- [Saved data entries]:
- - -

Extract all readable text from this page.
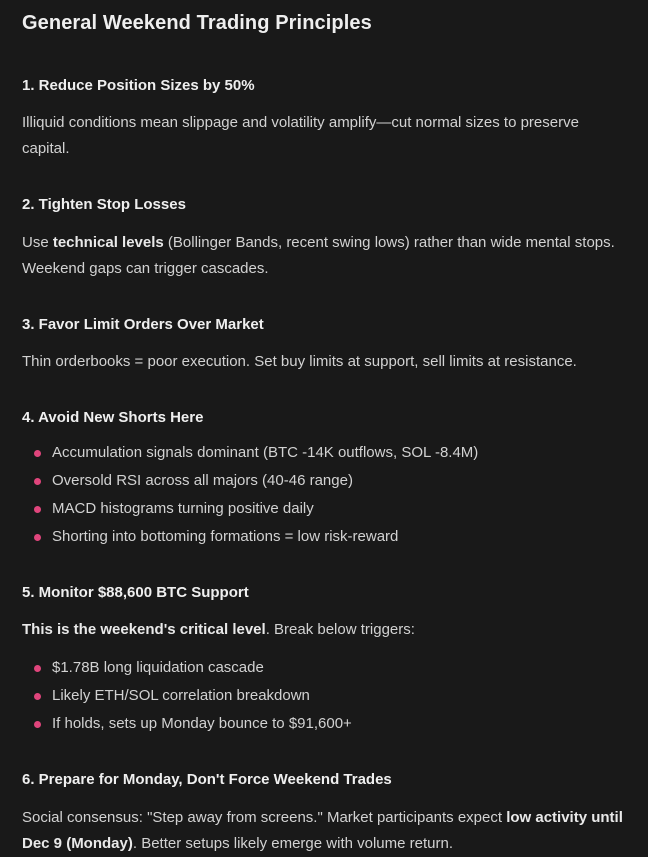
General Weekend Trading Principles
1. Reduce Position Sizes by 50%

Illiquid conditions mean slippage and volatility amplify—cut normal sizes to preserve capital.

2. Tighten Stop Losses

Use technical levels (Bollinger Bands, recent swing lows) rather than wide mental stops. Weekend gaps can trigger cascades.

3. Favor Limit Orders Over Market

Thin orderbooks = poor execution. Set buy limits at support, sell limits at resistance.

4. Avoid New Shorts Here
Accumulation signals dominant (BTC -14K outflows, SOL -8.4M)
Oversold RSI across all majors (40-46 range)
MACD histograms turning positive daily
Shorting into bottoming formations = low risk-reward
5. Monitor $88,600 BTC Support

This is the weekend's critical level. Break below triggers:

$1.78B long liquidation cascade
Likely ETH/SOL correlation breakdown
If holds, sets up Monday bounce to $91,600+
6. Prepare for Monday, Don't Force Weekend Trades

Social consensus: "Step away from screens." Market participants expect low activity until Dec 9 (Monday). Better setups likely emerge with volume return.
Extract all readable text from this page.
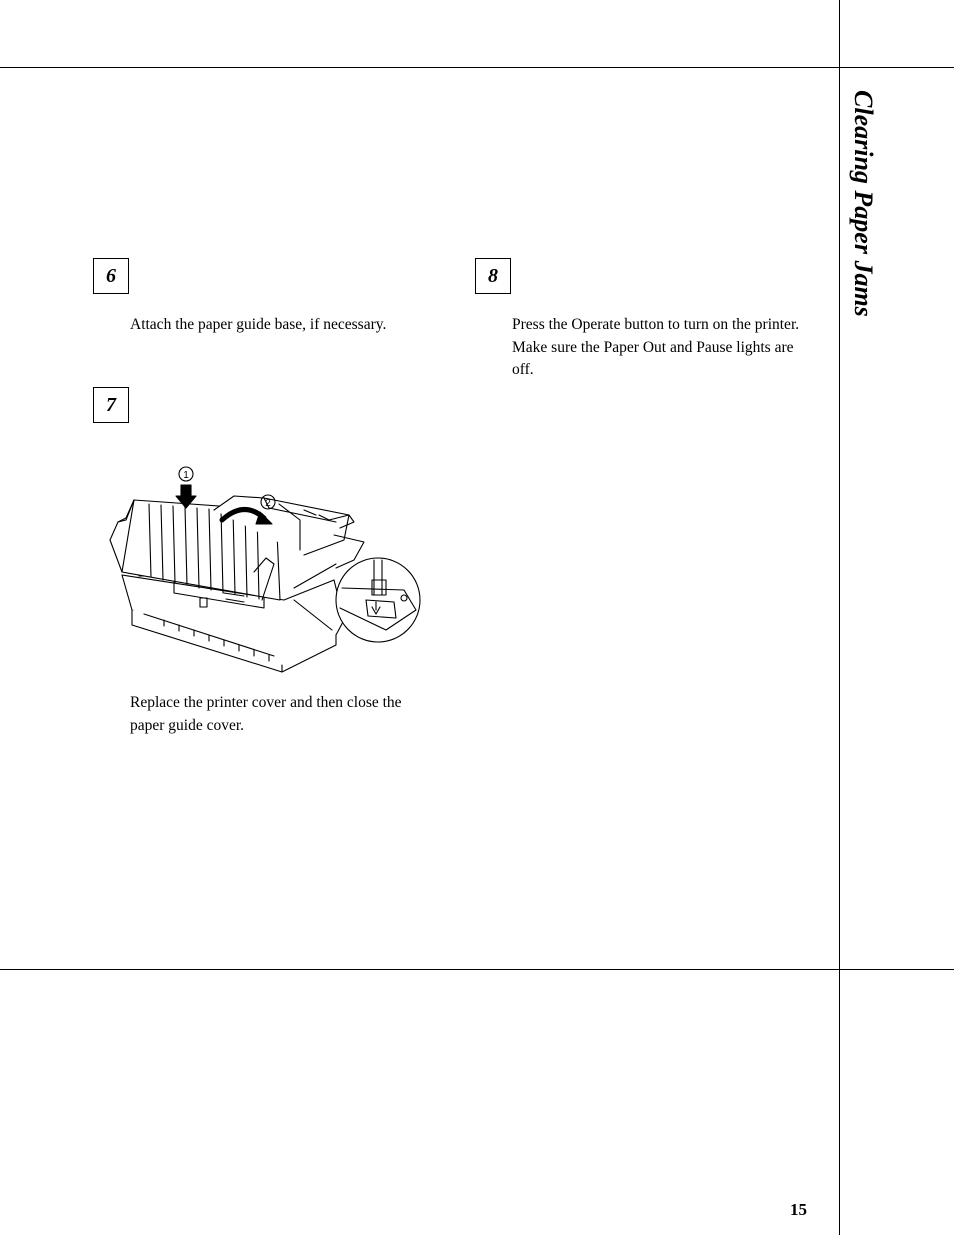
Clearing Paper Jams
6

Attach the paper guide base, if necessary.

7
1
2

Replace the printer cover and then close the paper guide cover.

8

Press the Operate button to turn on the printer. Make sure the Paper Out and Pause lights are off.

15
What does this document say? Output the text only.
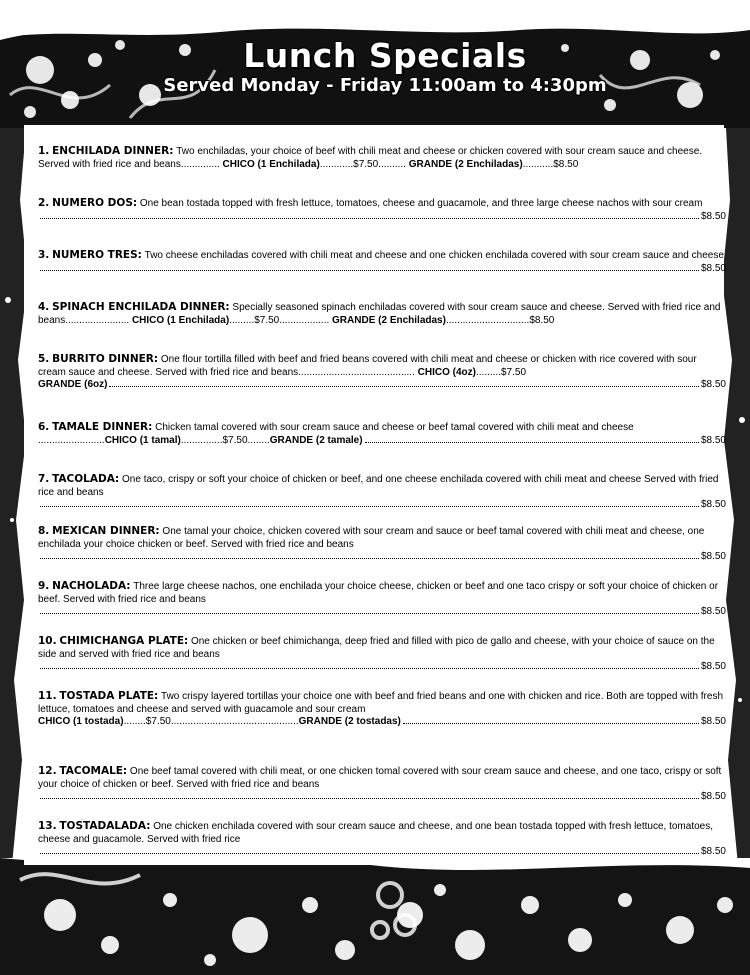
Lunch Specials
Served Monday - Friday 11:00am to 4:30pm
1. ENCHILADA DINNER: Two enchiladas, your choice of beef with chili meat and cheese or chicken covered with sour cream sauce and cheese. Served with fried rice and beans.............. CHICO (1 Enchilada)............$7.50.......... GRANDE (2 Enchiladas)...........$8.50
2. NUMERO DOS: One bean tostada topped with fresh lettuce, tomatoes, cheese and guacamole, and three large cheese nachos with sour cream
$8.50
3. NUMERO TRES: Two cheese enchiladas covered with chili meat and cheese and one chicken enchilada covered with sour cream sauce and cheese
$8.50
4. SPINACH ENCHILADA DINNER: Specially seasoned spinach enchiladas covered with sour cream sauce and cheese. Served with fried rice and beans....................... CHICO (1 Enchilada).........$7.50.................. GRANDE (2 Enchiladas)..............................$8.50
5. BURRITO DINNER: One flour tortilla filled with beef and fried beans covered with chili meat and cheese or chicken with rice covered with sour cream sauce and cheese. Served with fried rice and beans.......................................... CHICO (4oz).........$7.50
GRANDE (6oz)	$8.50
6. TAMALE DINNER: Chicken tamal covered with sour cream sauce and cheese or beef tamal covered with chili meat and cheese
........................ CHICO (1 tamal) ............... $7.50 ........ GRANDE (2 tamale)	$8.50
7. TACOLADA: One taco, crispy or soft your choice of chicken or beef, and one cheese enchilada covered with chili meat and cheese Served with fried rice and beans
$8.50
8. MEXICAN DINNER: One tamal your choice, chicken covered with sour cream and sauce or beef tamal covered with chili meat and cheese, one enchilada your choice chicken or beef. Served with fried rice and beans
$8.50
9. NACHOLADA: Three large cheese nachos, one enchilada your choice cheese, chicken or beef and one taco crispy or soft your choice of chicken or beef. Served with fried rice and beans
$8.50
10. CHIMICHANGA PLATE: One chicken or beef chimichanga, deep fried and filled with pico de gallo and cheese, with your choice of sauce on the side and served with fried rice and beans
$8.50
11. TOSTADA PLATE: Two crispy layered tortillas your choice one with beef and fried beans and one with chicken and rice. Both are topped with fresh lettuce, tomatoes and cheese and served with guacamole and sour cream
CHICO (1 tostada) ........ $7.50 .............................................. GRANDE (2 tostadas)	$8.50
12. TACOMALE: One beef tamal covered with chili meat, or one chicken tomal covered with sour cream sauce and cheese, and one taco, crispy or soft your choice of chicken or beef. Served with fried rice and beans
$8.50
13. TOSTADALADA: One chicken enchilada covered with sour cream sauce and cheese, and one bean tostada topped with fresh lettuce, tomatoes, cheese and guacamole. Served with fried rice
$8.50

- - -

- [Task description]:
The records are above. How many lines in them contain the word "tomatoes"? Give the number alone.

- [Output for this exercise]:
3